Material for this task:
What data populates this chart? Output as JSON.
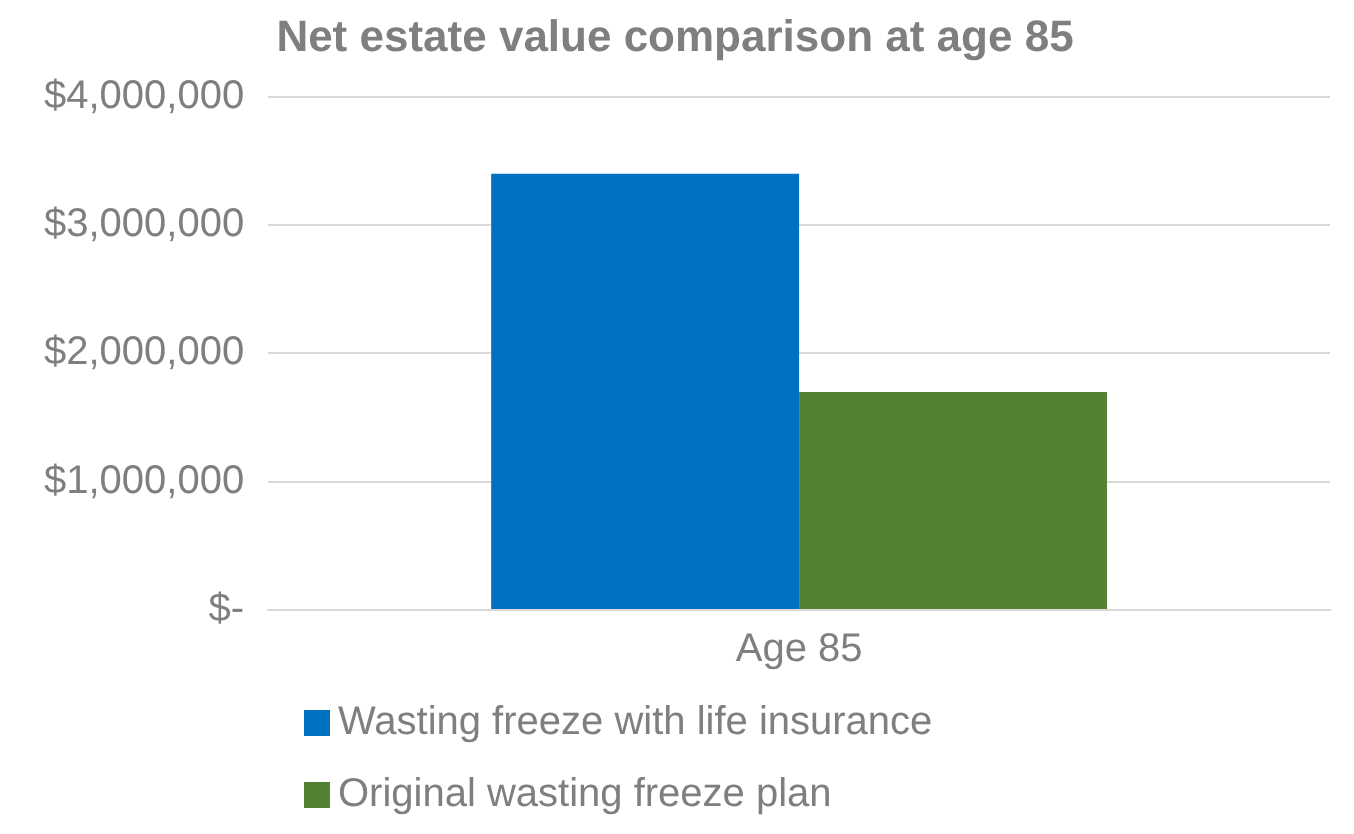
{
  "chart_data": {
    "type": "bar",
    "title": "Net estate value comparison at age 85",
    "categories": [
      "Age 85"
    ],
    "series": [
      {
        "name": "Wasting freeze with life insurance",
        "color": "#0070c0",
        "values": [
          3400000
        ]
      },
      {
        "name": "Original wasting freeze plan",
        "color": "#548235",
        "values": [
          1700000
        ]
      }
    ],
    "ylim": [
      0,
      4000000
    ],
    "yticks": [
      {
        "value": 0,
        "label": "$-"
      },
      {
        "value": 1000000,
        "label": "$1,000,000"
      },
      {
        "value": 2000000,
        "label": "$2,000,000"
      },
      {
        "value": 3000000,
        "label": "$3,000,000"
      },
      {
        "value": 4000000,
        "label": "$4,000,000"
      }
    ],
    "grid": "y",
    "legend": "bottom"
  }
}
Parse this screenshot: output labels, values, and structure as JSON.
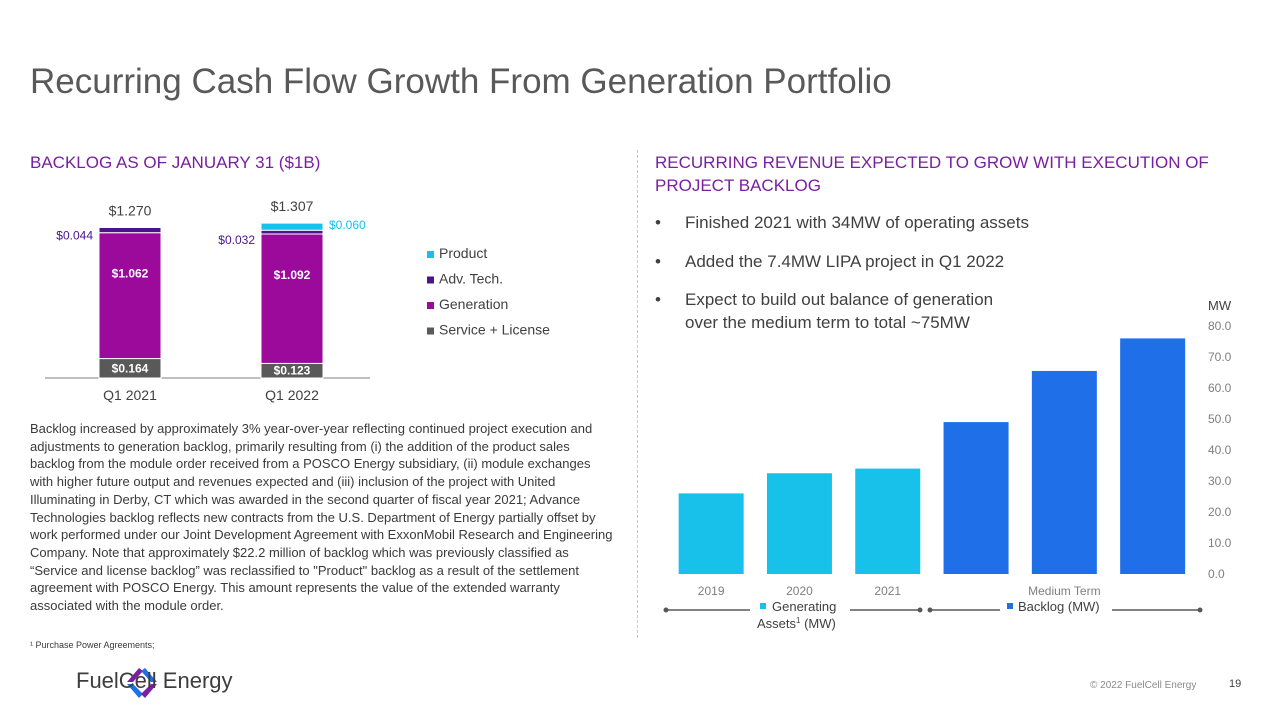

Written instruction: Write the records above out again exactly, with no pictures in your copy.

Final result:
What data populates this chart? Output as JSON.
{
  "chart_data": {
    "type": "bar",
    "title": "Net estate value comparison at age 85",
    "categories": [
      "Age 85"
    ],
    "series": [
      {
        "name": "Wasting freeze with life insurance",
        "color": "#0070c0",
        "values": [
          3400000
        ]
      },
      {
        "name": "Original wasting freeze plan",
        "color": "#548235",
        "values": [
          1700000
        ]
      }
    ],
    "ylim": [
      0,
      4000000
    ],
    "yticks": [
      {
        "value": 0,
        "label": "$-"
      },
      {
        "value": 1000000,
        "label": "$1,000,000"
      },
      {
        "value": 2000000,
        "label": "$2,000,000"
      },
      {
        "value": 3000000,
        "label": "$3,000,000"
      },
      {
        "value": 4000000,
        "label": "$4,000,000"
      }
    ],
    "grid": "y",
    "legend": "bottom"
  }
}
Parse this screenshot: output labels, values, and structure as JSON.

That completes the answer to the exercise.